**AIM**
Quote all of the data that follows exactly as written, skipping the images.

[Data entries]
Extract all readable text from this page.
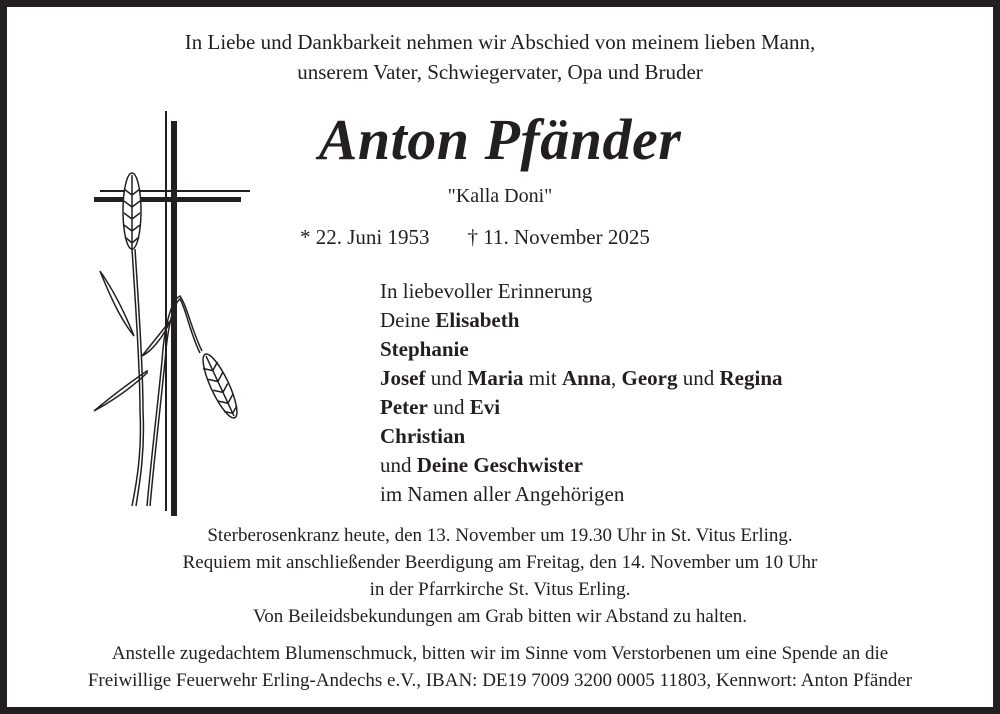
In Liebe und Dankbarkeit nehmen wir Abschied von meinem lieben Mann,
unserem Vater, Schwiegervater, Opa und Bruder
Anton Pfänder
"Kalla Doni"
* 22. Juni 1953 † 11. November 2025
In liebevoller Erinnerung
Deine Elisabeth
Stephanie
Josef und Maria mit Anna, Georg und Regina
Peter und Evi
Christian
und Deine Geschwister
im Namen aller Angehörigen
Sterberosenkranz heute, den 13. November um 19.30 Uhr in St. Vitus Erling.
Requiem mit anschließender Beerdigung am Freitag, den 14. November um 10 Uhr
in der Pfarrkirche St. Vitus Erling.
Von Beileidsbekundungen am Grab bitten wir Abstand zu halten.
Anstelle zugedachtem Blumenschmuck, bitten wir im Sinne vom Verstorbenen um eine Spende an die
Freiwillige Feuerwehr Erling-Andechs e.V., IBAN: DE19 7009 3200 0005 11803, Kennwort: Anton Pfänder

**THE COMPLETED TASK**
Extract all readable text from this page.
In Liebe und Dankbarkeit nehmen wir Abschied von meinem lieben Mann,
unserem Vater, Schwiegervater, Opa und Bruder
Anton Pfänder
"Kalla Doni"
* 22. Juni 1953 † 11. November 2025
In liebevoller Erinnerung
Deine Elisabeth
Stephanie
Josef und Maria mit Anna, Georg und Regina
Peter und Evi
Christian
und Deine Geschwister
im Namen aller Angehörigen
Sterberosenkranz heute, den 13. November um 19.30 Uhr in St. Vitus Erling.
Requiem mit anschließender Beerdigung am Freitag, den 14. November um 10 Uhr
in der Pfarrkirche St. Vitus Erling.
Von Beileidsbekundungen am Grab bitten wir Abstand zu halten.
Anstelle zugedachtem Blumenschmuck, bitten wir im Sinne vom Verstorbenen um eine Spende an die
Freiwillige Feuerwehr Erling-Andechs e.V., IBAN: DE19 7009 3200 0005 11803, Kennwort: Anton Pfänder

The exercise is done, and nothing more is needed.